### Goal of the exercise
Reproduce the listing below exactly, minus its pictures.

### Dataset excerpts
------------------------------------------------------------

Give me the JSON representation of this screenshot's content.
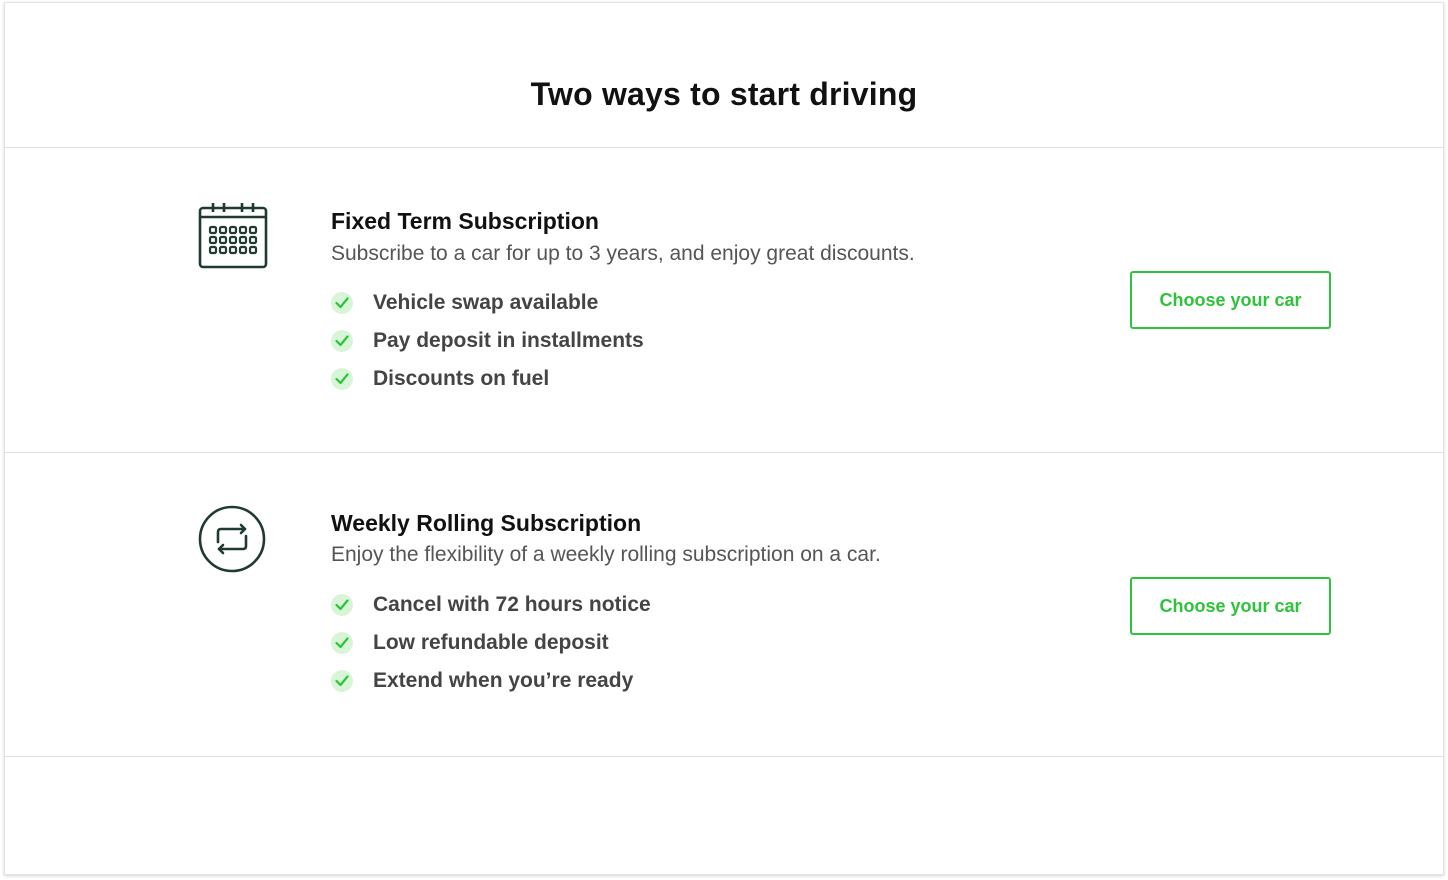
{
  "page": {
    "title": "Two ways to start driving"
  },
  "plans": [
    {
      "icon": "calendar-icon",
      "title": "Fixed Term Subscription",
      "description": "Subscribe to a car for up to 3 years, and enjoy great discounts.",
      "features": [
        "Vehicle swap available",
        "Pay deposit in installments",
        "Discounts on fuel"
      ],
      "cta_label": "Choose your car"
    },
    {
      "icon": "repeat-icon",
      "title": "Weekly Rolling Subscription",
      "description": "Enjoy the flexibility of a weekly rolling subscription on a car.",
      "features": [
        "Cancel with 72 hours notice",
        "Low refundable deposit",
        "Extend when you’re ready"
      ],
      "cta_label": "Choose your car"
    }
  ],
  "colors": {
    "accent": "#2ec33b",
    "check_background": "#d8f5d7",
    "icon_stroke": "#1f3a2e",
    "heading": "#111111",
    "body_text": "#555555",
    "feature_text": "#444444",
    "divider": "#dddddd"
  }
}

------------------------------------------------------------

### Completed task
Give me the JSON representation of this screenshot's content.
{
  "page": {
    "title": "Two ways to start driving"
  },
  "plans": [
    {
      "icon": "calendar-icon",
      "title": "Fixed Term Subscription",
      "description": "Subscribe to a car for up to 3 years, and enjoy great discounts.",
      "features": [
        "Vehicle swap available",
        "Pay deposit in installments",
        "Discounts on fuel"
      ],
      "cta_label": "Choose your car"
    },
    {
      "icon": "repeat-icon",
      "title": "Weekly Rolling Subscription",
      "description": "Enjoy the flexibility of a weekly rolling subscription on a car.",
      "features": [
        "Cancel with 72 hours notice",
        "Low refundable deposit",
        "Extend when you’re ready"
      ],
      "cta_label": "Choose your car"
    }
  ],
  "colors": {
    "accent": "#2ec33b",
    "check_background": "#d8f5d7",
    "icon_stroke": "#1f3a2e",
    "heading": "#111111",
    "body_text": "#555555",
    "feature_text": "#444444",
    "divider": "#dddddd"
  }
}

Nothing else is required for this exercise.